Exercise directions ▸
In the entries below, find every line with "yozgan" and copy it.

Extracted entries ▸

┌──

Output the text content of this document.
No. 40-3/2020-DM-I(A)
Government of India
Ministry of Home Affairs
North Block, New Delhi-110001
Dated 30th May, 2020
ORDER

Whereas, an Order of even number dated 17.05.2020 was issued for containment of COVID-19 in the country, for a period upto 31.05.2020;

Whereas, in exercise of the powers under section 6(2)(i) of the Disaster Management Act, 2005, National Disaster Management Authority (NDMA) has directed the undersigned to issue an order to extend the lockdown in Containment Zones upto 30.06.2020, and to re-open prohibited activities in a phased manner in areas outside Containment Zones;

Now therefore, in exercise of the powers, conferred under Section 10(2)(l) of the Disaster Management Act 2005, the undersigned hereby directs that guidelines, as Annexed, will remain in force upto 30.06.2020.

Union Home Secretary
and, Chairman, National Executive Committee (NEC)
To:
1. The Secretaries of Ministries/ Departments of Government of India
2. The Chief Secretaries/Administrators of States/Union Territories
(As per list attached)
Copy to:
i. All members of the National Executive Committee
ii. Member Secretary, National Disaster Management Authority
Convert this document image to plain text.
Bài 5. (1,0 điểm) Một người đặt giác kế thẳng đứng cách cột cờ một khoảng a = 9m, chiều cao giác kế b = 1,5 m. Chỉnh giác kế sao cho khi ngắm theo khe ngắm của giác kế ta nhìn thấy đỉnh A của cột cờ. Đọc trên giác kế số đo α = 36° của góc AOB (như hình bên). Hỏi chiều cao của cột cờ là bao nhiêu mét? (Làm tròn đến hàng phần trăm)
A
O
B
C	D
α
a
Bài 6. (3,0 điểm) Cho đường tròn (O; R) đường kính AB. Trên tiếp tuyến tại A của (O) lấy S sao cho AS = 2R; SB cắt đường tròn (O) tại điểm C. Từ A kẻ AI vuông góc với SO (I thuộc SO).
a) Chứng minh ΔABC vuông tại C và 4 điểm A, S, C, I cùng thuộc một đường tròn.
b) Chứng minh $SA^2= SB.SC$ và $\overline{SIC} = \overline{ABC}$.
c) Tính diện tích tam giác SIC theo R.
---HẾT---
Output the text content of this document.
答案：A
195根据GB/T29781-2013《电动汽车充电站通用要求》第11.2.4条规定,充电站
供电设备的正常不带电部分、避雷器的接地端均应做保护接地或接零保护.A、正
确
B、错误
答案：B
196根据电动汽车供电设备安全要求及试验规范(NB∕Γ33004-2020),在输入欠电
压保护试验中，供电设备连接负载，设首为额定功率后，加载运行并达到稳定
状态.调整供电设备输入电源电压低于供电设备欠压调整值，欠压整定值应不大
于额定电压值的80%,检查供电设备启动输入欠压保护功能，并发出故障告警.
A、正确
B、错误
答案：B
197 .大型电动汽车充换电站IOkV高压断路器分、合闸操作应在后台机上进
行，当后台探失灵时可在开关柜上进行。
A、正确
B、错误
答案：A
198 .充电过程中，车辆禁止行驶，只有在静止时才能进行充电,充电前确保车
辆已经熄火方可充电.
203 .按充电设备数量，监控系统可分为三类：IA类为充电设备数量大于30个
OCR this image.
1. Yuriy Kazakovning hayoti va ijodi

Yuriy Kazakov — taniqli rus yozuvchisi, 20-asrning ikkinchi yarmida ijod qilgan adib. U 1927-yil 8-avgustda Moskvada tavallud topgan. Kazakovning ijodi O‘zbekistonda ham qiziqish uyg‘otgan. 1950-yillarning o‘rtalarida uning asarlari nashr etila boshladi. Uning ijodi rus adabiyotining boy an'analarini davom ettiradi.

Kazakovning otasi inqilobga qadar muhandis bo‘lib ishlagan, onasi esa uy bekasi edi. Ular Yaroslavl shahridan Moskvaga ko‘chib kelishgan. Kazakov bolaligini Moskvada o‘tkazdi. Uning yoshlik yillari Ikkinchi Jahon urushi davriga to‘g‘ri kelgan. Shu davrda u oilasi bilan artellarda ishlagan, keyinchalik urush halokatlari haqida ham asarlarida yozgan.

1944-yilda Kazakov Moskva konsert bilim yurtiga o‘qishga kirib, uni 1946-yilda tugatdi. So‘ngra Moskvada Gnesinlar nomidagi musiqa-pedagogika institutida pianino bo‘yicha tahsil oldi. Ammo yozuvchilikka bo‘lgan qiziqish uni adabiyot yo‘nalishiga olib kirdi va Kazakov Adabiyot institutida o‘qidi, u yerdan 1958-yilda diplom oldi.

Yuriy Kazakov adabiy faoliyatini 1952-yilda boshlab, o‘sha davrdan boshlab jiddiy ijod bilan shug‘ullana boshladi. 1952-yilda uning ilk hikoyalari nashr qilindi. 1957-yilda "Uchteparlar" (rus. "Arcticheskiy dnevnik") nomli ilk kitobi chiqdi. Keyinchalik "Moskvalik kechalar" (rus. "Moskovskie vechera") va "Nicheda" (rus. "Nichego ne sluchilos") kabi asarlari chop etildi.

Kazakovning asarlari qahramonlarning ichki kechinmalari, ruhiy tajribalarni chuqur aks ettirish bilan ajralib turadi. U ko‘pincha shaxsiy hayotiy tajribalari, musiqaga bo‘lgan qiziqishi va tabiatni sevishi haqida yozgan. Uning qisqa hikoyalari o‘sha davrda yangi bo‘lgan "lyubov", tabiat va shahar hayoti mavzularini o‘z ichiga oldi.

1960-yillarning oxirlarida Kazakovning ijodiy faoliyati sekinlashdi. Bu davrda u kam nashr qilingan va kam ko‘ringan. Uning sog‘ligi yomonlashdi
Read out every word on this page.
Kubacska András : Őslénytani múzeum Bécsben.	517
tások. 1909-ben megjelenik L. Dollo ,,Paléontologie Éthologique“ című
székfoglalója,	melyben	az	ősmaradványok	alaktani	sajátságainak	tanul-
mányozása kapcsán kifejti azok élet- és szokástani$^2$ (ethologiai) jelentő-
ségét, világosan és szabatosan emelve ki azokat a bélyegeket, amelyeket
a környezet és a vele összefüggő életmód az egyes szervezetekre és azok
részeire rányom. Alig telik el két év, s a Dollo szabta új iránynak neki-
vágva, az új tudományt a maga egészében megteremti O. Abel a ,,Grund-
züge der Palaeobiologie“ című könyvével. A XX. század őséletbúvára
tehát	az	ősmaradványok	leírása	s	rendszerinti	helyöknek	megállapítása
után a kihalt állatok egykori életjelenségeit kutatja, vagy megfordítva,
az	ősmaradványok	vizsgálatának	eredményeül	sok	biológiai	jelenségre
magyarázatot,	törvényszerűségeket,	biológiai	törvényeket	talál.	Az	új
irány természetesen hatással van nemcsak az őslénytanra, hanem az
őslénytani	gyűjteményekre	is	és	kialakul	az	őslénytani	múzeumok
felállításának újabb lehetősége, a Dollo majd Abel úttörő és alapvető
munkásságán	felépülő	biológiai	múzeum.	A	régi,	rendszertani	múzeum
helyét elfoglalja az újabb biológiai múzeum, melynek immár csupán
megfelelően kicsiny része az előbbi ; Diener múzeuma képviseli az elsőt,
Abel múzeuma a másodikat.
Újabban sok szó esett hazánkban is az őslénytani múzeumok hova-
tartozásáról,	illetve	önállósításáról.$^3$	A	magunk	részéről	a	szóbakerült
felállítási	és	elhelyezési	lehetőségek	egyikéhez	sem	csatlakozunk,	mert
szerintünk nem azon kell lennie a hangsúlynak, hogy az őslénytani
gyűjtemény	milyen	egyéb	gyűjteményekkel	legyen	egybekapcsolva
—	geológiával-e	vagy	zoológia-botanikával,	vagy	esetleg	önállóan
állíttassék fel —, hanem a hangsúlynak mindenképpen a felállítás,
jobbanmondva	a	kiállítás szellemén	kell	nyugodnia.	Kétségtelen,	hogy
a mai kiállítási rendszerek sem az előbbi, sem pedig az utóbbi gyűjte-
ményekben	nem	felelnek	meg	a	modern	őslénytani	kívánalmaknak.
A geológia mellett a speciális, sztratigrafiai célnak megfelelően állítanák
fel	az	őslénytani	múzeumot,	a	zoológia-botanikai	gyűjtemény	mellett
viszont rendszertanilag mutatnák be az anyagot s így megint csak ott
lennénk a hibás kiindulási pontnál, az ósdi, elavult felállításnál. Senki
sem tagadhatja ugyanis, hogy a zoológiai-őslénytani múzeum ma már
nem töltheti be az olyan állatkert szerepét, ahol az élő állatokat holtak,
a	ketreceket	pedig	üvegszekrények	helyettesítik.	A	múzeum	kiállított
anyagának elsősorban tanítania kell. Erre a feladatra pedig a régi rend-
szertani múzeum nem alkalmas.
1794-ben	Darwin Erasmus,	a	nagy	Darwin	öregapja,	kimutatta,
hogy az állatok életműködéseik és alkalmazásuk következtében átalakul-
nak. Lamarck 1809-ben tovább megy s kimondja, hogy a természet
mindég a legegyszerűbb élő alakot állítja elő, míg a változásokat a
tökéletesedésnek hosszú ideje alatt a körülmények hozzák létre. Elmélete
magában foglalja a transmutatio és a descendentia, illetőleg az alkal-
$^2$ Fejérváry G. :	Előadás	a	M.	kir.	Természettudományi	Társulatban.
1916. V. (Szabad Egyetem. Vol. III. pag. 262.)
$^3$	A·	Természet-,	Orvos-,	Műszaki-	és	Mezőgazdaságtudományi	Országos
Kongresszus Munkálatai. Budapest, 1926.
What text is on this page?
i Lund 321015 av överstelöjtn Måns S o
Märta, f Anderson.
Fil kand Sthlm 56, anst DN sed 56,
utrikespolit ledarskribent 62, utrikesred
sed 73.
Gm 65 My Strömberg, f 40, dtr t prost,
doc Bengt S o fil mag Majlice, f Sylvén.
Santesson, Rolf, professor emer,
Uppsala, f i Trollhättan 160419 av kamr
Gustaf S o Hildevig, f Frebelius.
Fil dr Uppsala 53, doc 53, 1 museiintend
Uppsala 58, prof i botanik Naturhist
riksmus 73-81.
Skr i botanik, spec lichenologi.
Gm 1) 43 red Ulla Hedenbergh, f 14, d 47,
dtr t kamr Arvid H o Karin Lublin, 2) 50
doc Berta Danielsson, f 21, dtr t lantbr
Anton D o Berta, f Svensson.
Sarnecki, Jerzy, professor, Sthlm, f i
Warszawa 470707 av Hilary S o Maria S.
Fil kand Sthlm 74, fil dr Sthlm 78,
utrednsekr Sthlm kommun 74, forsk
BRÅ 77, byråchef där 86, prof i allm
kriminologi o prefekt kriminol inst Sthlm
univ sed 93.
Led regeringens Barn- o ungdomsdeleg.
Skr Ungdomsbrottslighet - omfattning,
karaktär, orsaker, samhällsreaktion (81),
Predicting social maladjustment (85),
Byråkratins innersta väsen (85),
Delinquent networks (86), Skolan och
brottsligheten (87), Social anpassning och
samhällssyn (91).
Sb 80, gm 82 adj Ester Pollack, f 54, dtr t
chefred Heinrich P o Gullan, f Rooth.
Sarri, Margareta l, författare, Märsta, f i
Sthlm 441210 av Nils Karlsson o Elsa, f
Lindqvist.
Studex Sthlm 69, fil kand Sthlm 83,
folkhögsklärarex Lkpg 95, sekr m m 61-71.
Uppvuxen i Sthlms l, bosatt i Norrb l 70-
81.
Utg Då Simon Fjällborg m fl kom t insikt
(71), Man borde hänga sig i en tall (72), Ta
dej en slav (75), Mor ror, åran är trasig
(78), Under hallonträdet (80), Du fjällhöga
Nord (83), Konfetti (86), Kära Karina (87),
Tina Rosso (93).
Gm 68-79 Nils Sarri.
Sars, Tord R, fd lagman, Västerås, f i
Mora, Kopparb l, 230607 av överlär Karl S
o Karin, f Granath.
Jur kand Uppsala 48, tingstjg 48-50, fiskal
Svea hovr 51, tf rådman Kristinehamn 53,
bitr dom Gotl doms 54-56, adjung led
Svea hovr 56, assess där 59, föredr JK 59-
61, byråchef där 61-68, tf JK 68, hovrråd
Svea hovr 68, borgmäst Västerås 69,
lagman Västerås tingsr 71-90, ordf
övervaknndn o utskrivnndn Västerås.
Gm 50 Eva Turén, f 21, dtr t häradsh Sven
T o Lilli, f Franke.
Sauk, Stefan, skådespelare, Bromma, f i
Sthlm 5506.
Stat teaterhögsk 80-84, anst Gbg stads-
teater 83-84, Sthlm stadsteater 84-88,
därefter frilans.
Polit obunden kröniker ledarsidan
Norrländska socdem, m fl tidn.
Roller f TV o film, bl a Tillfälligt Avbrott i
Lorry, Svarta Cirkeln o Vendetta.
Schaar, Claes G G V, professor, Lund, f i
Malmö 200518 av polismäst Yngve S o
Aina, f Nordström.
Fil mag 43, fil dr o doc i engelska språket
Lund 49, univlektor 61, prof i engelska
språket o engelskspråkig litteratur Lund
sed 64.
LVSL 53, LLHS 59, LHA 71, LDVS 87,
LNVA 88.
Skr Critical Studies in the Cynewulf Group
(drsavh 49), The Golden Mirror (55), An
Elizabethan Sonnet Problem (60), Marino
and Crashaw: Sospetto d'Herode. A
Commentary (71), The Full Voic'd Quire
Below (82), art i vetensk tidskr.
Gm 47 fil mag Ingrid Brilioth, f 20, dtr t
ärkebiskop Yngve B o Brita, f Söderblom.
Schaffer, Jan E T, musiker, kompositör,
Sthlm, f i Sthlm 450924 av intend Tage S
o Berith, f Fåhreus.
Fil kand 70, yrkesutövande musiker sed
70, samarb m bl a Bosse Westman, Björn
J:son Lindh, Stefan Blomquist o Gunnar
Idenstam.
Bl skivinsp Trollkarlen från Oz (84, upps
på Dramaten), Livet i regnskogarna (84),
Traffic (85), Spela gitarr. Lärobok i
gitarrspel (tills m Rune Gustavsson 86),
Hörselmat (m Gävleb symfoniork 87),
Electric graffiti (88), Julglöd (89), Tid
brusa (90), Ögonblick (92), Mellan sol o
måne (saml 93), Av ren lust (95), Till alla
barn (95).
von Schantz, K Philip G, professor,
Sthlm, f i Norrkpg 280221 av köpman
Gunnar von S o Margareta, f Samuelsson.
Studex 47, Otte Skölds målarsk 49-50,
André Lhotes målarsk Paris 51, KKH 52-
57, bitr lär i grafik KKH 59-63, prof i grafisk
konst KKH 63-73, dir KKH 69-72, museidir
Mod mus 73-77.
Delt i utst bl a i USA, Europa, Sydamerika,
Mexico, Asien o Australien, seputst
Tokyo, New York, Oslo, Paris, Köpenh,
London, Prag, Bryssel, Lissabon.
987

└──

Solution below ▸
Kazakovning otasi inqilobga qadar muhandis bo‘lib ishlagan, onasi esa uy bekasi edi. Ular Yaroslavl shahridan Moskvaga ko‘chib kelishgan. Kazakov bolaligini Moskvada o‘tkazdi. Uning yoshlik yillari Ikkinchi Jahon urushi davriga to‘g‘ri kelgan. Shu davrda u oilasi bilan artellarda ishlagan, keyinchalik urush halokatlari haqida ham asarlarida yozgan.
Kazakovning asarlari qahramonlarning ichki kechinmalari, ruhiy tajribalarni chuqur aks ettirish bilan ajralib turadi. U ko‘pincha shaxsiy hayotiy tajribalari, musiqaga bo‘lgan qiziqishi va tabiatni sevishi haqida yozgan. Uning qisqa hikoyalari o‘sha davrda yangi bo‘lgan "lyubov", tabiat va shahar hayoti mavzularini o‘z ichiga oldi.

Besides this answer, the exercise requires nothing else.